## Stated problem
Out of the lines below, please list those that hold the string "from".

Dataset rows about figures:
◇ ◇ ◇ ◇ ◇ ◇ ◇

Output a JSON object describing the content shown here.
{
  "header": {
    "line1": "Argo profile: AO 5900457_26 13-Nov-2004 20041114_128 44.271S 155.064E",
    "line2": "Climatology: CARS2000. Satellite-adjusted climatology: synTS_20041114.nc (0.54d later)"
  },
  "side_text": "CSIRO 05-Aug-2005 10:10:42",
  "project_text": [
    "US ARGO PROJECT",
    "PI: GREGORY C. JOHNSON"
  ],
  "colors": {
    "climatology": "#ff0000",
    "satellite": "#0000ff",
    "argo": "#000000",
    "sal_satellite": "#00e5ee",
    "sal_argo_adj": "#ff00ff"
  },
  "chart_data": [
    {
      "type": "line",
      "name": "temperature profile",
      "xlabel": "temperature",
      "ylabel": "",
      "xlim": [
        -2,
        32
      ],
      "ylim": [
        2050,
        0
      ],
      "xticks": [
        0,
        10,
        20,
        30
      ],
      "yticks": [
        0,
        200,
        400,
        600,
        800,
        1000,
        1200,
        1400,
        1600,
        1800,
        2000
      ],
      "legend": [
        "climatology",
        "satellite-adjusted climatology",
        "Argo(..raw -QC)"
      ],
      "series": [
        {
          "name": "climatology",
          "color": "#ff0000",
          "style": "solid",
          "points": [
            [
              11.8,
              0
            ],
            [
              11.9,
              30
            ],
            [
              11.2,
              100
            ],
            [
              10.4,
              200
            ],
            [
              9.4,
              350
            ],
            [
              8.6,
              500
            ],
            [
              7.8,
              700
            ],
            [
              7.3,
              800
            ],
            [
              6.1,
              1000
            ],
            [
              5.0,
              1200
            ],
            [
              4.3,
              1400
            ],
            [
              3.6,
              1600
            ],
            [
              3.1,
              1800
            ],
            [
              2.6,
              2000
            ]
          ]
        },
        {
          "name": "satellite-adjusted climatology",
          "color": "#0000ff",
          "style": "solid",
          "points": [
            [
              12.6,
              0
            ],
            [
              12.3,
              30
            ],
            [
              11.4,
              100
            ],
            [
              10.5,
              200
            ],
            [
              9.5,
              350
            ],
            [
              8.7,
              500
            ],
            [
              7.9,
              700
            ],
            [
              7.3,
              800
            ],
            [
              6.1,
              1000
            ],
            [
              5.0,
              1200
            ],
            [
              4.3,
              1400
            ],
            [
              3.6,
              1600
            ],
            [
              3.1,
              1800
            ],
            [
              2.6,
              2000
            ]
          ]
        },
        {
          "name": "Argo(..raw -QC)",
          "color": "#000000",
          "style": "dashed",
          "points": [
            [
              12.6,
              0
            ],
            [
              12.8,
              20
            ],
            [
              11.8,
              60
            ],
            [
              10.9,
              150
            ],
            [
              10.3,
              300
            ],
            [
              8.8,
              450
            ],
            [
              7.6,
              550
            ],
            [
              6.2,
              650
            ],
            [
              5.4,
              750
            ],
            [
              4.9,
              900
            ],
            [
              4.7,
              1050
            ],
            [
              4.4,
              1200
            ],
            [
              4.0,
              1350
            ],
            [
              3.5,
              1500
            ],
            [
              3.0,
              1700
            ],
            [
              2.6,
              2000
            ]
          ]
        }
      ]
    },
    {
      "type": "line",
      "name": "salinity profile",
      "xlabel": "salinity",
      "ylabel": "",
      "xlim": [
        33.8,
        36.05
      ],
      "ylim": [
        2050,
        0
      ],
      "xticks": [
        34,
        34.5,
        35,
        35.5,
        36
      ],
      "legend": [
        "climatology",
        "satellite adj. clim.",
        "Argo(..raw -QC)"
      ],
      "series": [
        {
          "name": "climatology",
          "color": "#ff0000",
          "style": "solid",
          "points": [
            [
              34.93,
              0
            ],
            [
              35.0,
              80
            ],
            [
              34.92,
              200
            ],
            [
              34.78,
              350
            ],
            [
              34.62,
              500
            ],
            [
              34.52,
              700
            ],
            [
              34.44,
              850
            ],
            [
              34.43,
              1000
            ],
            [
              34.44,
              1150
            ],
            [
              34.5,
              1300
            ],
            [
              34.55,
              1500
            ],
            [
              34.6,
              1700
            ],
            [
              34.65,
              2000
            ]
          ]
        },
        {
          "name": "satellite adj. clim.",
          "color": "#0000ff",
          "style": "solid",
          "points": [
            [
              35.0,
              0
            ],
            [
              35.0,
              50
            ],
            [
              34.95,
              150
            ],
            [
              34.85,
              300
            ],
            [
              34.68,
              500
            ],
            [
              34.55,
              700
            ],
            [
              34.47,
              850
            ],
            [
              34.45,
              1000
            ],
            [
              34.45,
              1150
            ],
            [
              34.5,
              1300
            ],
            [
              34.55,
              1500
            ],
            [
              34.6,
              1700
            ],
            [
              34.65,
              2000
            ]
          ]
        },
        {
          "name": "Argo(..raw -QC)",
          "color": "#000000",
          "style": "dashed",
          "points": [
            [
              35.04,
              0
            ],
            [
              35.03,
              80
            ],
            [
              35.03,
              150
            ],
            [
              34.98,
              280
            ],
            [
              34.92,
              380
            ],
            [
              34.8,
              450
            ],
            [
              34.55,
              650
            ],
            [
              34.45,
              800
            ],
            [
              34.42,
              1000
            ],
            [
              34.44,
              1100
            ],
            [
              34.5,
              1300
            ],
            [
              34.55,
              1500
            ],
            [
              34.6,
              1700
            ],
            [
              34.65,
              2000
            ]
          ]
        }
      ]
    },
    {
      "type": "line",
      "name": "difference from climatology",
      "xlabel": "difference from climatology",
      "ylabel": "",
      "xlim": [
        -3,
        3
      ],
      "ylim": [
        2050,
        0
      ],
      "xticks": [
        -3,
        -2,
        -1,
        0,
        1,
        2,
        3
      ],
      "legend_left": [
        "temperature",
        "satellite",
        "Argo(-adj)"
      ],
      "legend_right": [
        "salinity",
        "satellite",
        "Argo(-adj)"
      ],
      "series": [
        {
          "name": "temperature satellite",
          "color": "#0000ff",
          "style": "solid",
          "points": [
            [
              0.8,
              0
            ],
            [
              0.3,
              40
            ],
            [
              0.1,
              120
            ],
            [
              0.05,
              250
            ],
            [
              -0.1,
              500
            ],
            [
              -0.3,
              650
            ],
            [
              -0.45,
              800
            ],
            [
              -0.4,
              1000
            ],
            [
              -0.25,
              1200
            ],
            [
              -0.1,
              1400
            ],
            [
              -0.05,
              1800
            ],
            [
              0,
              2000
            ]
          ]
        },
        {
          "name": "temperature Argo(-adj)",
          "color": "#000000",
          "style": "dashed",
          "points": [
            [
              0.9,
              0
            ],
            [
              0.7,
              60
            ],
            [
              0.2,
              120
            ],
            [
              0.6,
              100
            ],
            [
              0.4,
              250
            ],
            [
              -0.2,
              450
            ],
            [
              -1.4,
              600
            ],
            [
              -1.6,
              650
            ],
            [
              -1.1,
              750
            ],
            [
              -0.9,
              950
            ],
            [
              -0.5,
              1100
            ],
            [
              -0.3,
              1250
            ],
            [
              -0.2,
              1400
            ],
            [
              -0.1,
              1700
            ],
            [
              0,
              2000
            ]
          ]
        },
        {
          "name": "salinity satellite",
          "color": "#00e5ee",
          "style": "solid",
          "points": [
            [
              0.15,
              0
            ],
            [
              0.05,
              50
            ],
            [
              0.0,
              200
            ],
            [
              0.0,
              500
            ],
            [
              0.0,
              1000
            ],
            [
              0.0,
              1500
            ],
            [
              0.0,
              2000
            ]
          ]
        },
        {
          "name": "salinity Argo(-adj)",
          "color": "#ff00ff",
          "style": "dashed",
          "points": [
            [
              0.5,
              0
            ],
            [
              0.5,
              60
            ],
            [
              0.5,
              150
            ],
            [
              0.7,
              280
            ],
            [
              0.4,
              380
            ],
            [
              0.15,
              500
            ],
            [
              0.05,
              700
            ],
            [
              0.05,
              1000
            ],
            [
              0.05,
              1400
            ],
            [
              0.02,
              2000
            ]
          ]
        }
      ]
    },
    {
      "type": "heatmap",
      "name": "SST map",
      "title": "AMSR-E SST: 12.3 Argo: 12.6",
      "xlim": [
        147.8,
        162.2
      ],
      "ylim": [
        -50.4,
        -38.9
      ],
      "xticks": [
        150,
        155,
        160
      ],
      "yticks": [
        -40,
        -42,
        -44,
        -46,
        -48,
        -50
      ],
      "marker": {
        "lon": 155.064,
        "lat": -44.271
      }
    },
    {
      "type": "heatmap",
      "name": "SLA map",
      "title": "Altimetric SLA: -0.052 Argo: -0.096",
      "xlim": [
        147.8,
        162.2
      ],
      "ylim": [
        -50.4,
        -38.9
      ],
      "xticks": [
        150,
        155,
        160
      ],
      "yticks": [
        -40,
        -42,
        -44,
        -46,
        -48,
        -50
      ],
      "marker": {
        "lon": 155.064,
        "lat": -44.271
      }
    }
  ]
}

◇ ◇ ◇ ◇ ◇ ◇ ◇

## Written response
      "name": "difference from climatology",
      "xlabel": "difference from climatology",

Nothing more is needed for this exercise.